▶ Problem:
Below are records to transcribe exactly, without their pictures.

▶ Provided data:
------------------------------------------------------------------------

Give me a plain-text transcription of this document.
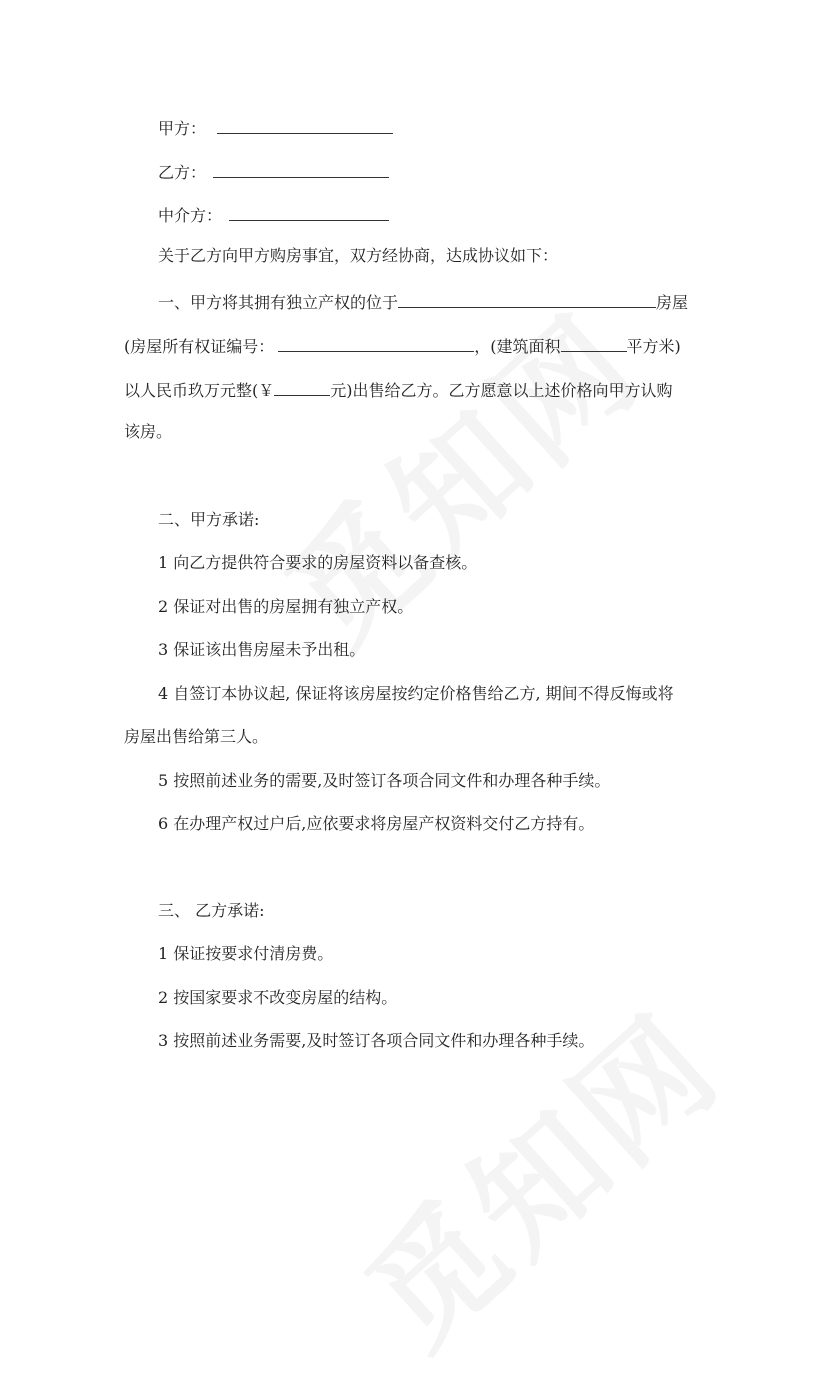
甲方：
乙方：
中介方：
关于乙方向甲方购房事宜，双方经协商，达成协议如下：
一、甲方将其拥有独立产权的位于	房屋
(房屋所有权证编号：	，(建筑面积	平方米)
以人民币玖万元整(￥	元)出售给乙方。乙方愿意以上述价格向甲方认购
该房。
二、甲方承诺:
1 向乙方提供符合要求的房屋资料以备查核。
2 保证对出售的房屋拥有独立产权。
3 保证该出售房屋未予出租。
4 自签订本协议起, 保证将该房屋按约定价格售给乙方, 期间不得反悔或将
房屋出售给第三人。
5 按照前述业务的需要,及时签订各项合同文件和办理各种手续。
6 在办理产权过户后,应依要求将房屋产权资料交付乙方持有。
三、 乙方承诺:
1 保证按要求付清房费。
2 按国家要求不改变房屋的结构。
3 按照前述业务需要,及时签订各项合同文件和办理各种手续。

------------------------------------------------------------------------

▶ Solution:
Give me a plain-text transcription of this document.
甲方：
乙方：
中介方：
关于乙方向甲方购房事宜，双方经协商，达成协议如下：
一、甲方将其拥有独立产权的位于	房屋
(房屋所有权证编号：	，(建筑面积	平方米)
以人民币玖万元整(￥	元)出售给乙方。乙方愿意以上述价格向甲方认购
该房。
二、甲方承诺:
1 向乙方提供符合要求的房屋资料以备查核。
2 保证对出售的房屋拥有独立产权。
3 保证该出售房屋未予出租。
4 自签订本协议起, 保证将该房屋按约定价格售给乙方, 期间不得反悔或将
房屋出售给第三人。
5 按照前述业务的需要,及时签订各项合同文件和办理各种手续。
6 在办理产权过户后,应依要求将房屋产权资料交付乙方持有。
三、 乙方承诺:
1 保证按要求付清房费。
2 按国家要求不改变房屋的结构。
3 按照前述业务需要,及时签订各项合同文件和办理各种手续。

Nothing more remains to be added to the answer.